##### ITEMS #####
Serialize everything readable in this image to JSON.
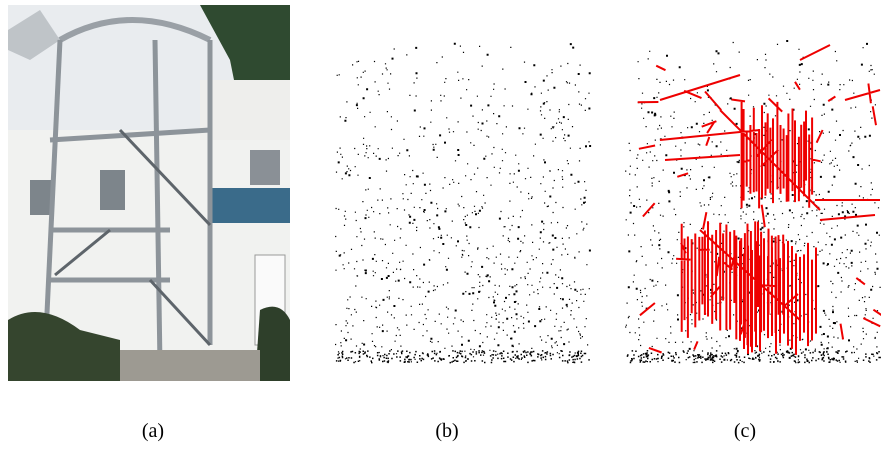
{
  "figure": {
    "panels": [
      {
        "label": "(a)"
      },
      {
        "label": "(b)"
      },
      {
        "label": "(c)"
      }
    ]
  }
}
#####
• [STATED TASK]: Write the lines above out again exactly, without any of their pictures.

• [EXPECTED ANSWER]:
Serialize everything readable in this image to JSON.
{
  "figure": {
    "panels": [
      {
        "label": "(a)"
      },
      {
        "label": "(b)"
      },
      {
        "label": "(c)"
      }
    ]
  }
}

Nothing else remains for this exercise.